Exercise — State how many lines of the records contain the string "años", and give no other information.

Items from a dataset
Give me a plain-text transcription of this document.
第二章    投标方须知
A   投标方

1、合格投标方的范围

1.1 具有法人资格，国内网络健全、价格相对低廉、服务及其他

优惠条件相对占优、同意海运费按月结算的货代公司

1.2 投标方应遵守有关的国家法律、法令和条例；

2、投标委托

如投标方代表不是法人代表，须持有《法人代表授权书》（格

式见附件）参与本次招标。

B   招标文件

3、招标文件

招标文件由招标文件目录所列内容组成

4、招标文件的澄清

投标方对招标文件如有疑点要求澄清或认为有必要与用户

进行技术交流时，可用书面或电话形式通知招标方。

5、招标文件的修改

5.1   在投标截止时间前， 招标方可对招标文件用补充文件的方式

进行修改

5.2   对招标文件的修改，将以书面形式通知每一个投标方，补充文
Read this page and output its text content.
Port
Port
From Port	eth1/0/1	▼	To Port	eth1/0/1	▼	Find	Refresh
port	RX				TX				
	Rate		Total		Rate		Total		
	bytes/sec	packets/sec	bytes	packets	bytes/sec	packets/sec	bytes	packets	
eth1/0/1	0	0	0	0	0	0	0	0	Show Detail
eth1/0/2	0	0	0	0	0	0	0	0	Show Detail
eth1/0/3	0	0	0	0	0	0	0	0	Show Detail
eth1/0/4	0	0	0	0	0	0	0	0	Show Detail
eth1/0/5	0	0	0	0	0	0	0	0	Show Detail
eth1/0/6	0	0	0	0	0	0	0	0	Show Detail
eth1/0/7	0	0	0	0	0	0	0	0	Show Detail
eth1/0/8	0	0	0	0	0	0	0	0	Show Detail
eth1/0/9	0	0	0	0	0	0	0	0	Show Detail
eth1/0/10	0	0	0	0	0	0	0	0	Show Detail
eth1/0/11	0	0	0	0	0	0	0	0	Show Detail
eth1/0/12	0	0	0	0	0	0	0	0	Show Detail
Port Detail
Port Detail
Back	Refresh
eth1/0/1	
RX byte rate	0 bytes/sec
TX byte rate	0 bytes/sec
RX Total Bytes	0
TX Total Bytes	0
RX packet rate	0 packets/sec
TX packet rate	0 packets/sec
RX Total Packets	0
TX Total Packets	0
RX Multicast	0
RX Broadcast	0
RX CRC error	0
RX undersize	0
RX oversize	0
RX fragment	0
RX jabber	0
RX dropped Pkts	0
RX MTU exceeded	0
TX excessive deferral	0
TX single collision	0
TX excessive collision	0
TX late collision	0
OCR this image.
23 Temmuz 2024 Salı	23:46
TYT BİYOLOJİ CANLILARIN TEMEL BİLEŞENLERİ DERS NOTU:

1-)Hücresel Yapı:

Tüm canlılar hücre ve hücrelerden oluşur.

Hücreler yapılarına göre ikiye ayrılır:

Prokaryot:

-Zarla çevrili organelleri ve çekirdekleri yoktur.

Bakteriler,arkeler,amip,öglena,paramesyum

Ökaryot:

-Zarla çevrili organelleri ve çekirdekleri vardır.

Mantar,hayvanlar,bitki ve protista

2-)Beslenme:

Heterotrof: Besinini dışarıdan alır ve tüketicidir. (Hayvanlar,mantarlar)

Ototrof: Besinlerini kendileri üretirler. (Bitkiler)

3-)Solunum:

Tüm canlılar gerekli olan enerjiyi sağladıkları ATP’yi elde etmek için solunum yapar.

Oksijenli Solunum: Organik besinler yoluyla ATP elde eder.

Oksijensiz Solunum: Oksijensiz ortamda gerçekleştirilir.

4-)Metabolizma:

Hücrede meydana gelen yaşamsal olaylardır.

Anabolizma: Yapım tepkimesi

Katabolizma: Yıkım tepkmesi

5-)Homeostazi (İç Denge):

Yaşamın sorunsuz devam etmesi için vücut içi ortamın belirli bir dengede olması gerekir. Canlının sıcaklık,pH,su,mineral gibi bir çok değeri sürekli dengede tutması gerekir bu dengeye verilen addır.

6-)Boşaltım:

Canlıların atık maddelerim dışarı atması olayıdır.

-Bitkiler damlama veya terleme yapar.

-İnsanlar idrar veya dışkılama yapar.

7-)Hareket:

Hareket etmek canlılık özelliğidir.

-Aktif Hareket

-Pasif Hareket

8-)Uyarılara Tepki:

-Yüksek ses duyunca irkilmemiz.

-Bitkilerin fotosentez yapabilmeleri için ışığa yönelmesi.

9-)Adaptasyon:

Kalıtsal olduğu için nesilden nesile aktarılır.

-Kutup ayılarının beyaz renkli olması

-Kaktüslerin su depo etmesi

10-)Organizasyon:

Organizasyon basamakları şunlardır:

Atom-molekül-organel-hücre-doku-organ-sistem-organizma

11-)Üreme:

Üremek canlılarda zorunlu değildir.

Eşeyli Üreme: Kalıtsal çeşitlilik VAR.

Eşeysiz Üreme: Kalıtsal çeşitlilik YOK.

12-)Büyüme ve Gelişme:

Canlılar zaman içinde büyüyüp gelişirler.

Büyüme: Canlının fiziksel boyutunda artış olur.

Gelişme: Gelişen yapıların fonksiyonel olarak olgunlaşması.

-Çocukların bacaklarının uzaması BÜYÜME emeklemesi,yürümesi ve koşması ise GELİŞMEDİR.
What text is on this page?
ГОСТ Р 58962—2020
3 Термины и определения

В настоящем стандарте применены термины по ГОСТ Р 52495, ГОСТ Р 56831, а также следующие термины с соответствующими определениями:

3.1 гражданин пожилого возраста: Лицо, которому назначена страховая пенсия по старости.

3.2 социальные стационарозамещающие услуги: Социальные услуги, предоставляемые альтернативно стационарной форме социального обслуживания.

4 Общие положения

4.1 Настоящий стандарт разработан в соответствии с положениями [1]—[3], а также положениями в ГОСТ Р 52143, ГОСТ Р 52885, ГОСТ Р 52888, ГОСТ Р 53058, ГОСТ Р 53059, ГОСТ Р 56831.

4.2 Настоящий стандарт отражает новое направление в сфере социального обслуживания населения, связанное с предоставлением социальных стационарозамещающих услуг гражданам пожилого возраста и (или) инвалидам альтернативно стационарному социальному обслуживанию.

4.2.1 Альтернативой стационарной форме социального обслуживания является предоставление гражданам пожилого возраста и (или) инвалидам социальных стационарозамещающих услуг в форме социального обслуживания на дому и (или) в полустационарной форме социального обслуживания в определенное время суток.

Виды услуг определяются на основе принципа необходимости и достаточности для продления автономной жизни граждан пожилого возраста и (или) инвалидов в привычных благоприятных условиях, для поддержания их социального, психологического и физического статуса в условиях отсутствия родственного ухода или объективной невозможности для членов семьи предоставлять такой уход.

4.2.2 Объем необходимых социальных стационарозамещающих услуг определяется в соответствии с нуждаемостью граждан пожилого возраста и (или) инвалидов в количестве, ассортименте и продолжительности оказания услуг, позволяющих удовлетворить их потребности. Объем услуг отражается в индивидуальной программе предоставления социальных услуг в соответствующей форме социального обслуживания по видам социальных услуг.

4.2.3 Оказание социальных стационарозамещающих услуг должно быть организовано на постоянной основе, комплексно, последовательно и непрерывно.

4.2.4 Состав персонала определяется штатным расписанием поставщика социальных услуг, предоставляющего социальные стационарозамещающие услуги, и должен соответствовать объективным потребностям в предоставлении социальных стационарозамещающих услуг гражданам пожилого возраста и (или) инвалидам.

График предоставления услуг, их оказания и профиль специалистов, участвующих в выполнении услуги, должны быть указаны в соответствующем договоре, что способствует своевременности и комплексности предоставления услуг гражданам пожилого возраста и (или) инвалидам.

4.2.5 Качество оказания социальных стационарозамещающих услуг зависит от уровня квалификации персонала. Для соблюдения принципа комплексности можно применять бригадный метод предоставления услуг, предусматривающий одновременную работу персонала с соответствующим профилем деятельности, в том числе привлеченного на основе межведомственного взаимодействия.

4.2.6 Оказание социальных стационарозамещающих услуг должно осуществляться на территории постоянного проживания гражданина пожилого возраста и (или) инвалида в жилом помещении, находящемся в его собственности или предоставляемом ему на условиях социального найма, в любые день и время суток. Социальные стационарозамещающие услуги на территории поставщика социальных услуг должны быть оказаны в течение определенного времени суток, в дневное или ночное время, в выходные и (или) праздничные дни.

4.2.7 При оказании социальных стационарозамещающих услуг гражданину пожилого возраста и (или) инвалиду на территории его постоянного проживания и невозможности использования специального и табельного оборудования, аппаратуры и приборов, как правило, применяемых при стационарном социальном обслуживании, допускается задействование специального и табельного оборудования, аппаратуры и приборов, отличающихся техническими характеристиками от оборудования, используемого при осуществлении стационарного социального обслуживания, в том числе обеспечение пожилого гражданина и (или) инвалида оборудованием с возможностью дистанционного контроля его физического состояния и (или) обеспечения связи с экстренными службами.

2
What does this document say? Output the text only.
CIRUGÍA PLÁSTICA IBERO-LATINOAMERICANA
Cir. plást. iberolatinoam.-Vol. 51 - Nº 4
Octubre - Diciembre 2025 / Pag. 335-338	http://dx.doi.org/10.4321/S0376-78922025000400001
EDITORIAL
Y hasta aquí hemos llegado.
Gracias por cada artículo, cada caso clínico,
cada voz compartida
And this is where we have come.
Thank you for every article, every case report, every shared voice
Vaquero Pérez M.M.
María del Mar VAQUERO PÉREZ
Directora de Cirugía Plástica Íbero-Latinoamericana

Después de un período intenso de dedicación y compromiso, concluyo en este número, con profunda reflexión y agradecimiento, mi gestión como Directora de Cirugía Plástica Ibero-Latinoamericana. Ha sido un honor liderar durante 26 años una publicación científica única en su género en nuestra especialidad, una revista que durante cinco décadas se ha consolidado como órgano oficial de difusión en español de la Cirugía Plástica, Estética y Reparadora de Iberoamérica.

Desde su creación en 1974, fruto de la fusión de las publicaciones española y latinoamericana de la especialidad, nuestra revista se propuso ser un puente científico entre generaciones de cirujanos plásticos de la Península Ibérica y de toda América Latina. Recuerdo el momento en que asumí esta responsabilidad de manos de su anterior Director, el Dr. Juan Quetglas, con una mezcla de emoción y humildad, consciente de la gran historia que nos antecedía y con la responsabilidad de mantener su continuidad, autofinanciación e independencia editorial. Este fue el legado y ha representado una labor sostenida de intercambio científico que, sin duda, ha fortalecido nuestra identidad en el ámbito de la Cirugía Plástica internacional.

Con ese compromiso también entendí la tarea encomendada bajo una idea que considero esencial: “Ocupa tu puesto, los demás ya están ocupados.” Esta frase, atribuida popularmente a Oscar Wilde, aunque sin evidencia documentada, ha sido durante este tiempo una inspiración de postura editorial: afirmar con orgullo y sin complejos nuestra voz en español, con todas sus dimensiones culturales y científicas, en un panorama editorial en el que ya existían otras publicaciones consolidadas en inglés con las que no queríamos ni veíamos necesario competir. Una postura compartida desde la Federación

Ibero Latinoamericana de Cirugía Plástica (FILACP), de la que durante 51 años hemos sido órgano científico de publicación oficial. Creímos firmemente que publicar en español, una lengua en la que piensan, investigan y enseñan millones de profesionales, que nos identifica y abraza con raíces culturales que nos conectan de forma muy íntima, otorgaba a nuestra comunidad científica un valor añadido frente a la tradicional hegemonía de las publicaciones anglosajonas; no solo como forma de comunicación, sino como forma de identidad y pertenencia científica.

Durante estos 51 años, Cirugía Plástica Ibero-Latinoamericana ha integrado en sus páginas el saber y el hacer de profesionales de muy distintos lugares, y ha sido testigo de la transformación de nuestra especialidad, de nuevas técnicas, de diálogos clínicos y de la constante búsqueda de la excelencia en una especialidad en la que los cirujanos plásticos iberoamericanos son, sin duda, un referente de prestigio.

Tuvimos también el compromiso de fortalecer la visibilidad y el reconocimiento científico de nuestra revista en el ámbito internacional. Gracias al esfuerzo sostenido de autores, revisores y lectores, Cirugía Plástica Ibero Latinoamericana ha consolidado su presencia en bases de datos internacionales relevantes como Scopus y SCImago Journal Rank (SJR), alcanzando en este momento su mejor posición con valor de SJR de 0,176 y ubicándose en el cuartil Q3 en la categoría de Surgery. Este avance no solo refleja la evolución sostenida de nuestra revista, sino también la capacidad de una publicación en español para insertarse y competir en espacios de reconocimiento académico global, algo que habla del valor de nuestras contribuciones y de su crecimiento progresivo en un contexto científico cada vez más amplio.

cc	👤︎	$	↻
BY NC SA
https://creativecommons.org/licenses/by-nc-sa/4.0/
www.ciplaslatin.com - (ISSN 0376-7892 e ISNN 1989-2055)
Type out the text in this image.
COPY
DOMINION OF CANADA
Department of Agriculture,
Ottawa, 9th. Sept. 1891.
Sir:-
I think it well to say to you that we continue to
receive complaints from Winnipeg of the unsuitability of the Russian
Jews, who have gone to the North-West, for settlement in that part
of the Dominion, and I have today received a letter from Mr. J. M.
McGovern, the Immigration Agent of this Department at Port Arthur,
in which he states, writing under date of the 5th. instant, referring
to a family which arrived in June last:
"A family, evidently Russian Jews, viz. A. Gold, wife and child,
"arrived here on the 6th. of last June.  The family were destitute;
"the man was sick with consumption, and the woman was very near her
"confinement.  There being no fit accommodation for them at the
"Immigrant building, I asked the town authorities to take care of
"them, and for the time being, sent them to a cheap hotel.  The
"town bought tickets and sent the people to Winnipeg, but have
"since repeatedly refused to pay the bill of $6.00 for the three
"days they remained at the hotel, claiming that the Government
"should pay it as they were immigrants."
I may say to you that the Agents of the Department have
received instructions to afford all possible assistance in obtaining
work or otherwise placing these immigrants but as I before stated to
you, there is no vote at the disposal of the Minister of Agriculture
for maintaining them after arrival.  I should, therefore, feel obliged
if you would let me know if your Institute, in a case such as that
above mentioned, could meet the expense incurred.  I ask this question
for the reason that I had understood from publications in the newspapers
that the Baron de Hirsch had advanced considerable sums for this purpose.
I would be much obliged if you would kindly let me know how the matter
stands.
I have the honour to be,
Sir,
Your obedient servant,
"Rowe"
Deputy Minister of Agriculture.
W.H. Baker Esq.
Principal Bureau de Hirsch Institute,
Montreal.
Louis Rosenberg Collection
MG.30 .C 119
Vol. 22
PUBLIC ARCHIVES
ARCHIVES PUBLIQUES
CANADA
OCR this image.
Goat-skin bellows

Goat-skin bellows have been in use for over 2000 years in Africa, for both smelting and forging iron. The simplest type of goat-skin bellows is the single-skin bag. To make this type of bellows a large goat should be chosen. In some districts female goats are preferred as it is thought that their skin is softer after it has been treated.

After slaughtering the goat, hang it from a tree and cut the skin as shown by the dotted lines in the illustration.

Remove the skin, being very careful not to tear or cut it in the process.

Response to the task — 3